SOURCE DOCUMENT
►
Peritrichia hybrida

Scientific classification
- Kingdom: Animalia
- Phylum: Arthropoda
- Class: Insecta
- Order: Coleoptera
- Suborder: Polyphaga
- Infraorder: Scarabaeiformia
- Family: Scarabaeidae
- Genus: Peritrichia
- Species: P. hybrida
- Binomial name: Peritrichia hybrida Péringuey, 1902

= Peritrichia hybrida =

- Genus: Peritrichia (beetle)
- Species: hybrida
- Authority: Péringuey, 1902

Species of beetle

Peritrichia hybrida is a species of beetle of the family Scarabaeidae. It is found in South Africa (Eastern Cape).

== Description ==
Adults reach a length of about 6.5-7 mm. They are black, with the elytra light testaceous. The head is covered with yellow hairs and the pronotum is edged all around with slightly lanuginose yellow hairs and with black ones mixed with a few yellow ones on the disk in the median part of which are two small, very distinct flavous, squamulose patches. In females, the hairs along the base are more squamose. The elytra are clothed with very long and very dense yellow hairs, among which are a few black ones, which are more numerous near the base. The propygidium and pygidium are densely hairy, with yellow hairs. The abdomen is also densely hairy, with the hairs yellow on the sides, but whitish in the middle.
◄
RECORDED DATA
►
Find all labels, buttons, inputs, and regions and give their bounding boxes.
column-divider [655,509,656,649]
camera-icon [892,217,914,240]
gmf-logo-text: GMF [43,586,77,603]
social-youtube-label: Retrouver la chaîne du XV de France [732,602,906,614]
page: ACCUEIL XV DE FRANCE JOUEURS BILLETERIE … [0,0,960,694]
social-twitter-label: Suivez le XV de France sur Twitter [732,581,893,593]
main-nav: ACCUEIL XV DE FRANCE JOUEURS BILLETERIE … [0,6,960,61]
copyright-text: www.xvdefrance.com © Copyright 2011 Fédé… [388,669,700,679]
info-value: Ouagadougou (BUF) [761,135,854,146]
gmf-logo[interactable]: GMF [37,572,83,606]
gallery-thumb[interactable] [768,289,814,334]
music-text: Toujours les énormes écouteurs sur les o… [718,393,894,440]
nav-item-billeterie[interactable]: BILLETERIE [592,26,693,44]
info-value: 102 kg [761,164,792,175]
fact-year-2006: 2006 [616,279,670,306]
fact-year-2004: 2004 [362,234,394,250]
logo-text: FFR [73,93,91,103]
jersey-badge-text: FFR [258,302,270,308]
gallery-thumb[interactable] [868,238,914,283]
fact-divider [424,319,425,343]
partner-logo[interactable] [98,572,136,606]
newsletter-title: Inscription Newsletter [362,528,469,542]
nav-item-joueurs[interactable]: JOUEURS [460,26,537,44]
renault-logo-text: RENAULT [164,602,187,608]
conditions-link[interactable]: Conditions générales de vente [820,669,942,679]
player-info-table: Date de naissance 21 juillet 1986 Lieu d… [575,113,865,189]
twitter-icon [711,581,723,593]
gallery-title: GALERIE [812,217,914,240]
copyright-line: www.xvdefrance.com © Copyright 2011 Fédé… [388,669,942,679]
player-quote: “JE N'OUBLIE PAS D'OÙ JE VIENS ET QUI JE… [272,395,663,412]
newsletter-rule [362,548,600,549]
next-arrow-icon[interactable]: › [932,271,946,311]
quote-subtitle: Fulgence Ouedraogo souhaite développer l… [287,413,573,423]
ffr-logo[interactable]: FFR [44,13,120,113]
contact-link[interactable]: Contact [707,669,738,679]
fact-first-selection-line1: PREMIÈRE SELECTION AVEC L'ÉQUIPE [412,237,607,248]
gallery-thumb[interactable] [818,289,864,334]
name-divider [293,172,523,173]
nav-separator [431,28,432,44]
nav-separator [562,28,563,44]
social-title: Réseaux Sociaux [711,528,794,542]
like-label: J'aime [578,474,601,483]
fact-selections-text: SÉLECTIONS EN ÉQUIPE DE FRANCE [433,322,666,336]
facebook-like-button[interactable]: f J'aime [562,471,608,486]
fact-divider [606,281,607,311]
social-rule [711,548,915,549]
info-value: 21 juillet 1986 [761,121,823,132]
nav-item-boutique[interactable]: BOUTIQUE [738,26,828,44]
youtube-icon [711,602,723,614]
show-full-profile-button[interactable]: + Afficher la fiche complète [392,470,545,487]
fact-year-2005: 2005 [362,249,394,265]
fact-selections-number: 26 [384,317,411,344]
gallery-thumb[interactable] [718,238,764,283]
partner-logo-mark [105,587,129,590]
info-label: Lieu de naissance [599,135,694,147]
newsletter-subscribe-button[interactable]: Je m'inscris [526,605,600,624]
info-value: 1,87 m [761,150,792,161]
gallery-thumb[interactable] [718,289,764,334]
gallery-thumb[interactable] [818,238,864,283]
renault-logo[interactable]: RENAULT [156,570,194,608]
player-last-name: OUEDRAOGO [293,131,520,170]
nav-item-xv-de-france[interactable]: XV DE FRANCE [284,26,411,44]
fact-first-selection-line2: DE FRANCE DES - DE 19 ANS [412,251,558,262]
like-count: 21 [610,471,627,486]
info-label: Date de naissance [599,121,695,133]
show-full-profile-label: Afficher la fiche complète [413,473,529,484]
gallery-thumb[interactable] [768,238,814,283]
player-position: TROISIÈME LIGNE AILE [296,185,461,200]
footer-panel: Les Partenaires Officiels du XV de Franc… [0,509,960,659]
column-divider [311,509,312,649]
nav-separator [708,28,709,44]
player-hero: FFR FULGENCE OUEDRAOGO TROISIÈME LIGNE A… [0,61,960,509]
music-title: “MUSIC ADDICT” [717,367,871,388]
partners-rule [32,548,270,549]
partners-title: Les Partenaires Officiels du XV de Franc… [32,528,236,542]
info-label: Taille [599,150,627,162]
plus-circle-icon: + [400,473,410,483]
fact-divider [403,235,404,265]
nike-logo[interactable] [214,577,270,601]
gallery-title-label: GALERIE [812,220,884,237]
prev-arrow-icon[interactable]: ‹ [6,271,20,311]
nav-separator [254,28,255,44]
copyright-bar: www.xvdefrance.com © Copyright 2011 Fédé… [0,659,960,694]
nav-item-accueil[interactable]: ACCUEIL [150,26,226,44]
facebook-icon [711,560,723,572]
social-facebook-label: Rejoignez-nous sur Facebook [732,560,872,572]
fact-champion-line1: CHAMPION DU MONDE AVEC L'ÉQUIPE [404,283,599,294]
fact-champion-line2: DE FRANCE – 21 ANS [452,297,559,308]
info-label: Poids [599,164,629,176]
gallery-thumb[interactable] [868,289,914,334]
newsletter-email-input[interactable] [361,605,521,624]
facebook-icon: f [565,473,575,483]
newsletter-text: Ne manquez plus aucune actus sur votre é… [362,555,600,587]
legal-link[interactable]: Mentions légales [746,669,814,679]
◄
YOUR INSTRUCTIONS
From the Peritrichia hybrida article, quote the passage between "Peritrichia hybrida is" and "in the middle.", inclusive. The entries play no part in what comes next.

EXPECTED ANSWER
Peritrichia hybrida is a species of beetle of the family Scarabaeidae. It is found in South Africa (Eastern Cape).

== Description ==
Adults reach a length of about 6.5-7 mm. They are black, with the elytra light testaceous. The head is covered with yellow hairs and the pronotum is edged all around with slightly lanuginose yellow hairs and with black ones mixed with a few yellow ones on the disk in the median part of which are two small, very distinct flavous, squamulose patches. In females, the hairs along the base are more squamose. The elytra are clothed with very long and very dense yellow hairs, among which are a few black ones, which are more numerous near the base. The propygidium and pygidium are densely hairy, with yellow hairs. The abdomen is also densely hairy, with the hairs yellow on the sides, but whitish in the middle.